Records excerpted from a collection

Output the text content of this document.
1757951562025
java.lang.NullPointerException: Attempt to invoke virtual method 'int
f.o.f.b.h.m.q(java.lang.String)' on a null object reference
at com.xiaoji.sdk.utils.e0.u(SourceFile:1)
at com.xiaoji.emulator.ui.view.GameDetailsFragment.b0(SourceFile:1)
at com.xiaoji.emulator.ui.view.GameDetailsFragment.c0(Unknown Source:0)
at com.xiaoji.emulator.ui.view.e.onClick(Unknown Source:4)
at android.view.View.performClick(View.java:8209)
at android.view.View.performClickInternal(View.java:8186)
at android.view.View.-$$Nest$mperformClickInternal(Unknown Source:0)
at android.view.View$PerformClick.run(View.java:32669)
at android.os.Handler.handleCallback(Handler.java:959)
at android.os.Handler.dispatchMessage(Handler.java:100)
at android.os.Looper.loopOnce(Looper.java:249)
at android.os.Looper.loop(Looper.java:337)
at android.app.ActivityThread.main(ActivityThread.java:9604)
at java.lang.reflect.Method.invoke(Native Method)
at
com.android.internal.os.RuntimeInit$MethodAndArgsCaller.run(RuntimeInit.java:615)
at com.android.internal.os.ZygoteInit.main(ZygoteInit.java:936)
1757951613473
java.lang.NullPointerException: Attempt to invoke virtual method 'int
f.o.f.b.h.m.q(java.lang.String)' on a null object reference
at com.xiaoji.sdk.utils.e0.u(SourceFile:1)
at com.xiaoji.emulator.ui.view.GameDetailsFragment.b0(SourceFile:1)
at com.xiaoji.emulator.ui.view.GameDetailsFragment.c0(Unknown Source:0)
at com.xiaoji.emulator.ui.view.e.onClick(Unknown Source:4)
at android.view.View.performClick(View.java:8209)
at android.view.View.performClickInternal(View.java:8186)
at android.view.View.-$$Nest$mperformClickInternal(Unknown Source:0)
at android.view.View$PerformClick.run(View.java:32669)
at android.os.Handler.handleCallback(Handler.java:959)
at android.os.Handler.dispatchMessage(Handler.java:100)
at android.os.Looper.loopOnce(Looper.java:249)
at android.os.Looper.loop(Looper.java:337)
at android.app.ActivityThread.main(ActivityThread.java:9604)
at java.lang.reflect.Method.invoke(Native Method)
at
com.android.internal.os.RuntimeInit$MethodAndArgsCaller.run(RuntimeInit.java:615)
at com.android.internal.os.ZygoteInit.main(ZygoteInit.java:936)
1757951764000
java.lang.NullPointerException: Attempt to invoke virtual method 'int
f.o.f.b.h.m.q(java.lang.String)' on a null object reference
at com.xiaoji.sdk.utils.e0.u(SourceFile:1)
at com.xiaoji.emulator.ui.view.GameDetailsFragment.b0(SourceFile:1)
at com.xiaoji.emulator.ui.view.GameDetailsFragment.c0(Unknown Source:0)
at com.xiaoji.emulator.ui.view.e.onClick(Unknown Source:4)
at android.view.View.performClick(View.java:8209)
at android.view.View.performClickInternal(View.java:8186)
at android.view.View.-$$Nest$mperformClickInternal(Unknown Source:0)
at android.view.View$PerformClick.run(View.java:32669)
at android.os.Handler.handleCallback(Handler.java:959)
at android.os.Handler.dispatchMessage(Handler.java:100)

Brief:
Go through the data and return every record exactly.

Solved exercise:
Output the text content of this document.
1757951562025
java.lang.NullPointerException: Attempt to invoke virtual method 'int
f.o.f.b.h.m.q(java.lang.String)' on a null object reference
at com.xiaoji.sdk.utils.e0.u(SourceFile:1)
at com.xiaoji.emulator.ui.view.GameDetailsFragment.b0(SourceFile:1)
at com.xiaoji.emulator.ui.view.GameDetailsFragment.c0(Unknown Source:0)
at com.xiaoji.emulator.ui.view.e.onClick(Unknown Source:4)
at android.view.View.performClick(View.java:8209)
at android.view.View.performClickInternal(View.java:8186)
at android.view.View.-$$Nest$mperformClickInternal(Unknown Source:0)
at android.view.View$PerformClick.run(View.java:32669)
at android.os.Handler.handleCallback(Handler.java:959)
at android.os.Handler.dispatchMessage(Handler.java:100)
at android.os.Looper.loopOnce(Looper.java:249)
at android.os.Looper.loop(Looper.java:337)
at android.app.ActivityThread.main(ActivityThread.java:9604)
at java.lang.reflect.Method.invoke(Native Method)
at
com.android.internal.os.RuntimeInit$MethodAndArgsCaller.run(RuntimeInit.java:615)
at com.android.internal.os.ZygoteInit.main(ZygoteInit.java:936)
1757951613473
java.lang.NullPointerException: Attempt to invoke virtual method 'int
f.o.f.b.h.m.q(java.lang.String)' on a null object reference
at com.xiaoji.sdk.utils.e0.u(SourceFile:1)
at com.xiaoji.emulator.ui.view.GameDetailsFragment.b0(SourceFile:1)
at com.xiaoji.emulator.ui.view.GameDetailsFragment.c0(Unknown Source:0)
at com.xiaoji.emulator.ui.view.e.onClick(Unknown Source:4)
at android.view.View.performClick(View.java:8209)
at android.view.View.performClickInternal(View.java:8186)
at android.view.View.-$$Nest$mperformClickInternal(Unknown Source:0)
at android.view.View$PerformClick.run(View.java:32669)
at android.os.Handler.handleCallback(Handler.java:959)
at android.os.Handler.dispatchMessage(Handler.java:100)
at android.os.Looper.loopOnce(Looper.java:249)
at android.os.Looper.loop(Looper.java:337)
at android.app.ActivityThread.main(ActivityThread.java:9604)
at java.lang.reflect.Method.invoke(Native Method)
at
com.android.internal.os.RuntimeInit$MethodAndArgsCaller.run(RuntimeInit.java:615)
at com.android.internal.os.ZygoteInit.main(ZygoteInit.java:936)
1757951764000
java.lang.NullPointerException: Attempt to invoke virtual method 'int
f.o.f.b.h.m.q(java.lang.String)' on a null object reference
at com.xiaoji.sdk.utils.e0.u(SourceFile:1)
at com.xiaoji.emulator.ui.view.GameDetailsFragment.b0(SourceFile:1)
at com.xiaoji.emulator.ui.view.GameDetailsFragment.c0(Unknown Source:0)
at com.xiaoji.emulator.ui.view.e.onClick(Unknown Source:4)
at android.view.View.performClick(View.java:8209)
at android.view.View.performClickInternal(View.java:8186)
at android.view.View.-$$Nest$mperformClickInternal(Unknown Source:0)
at android.view.View$PerformClick.run(View.java:32669)
at android.os.Handler.handleCallback(Handler.java:959)
at android.os.Handler.dispatchMessage(Handler.java:100)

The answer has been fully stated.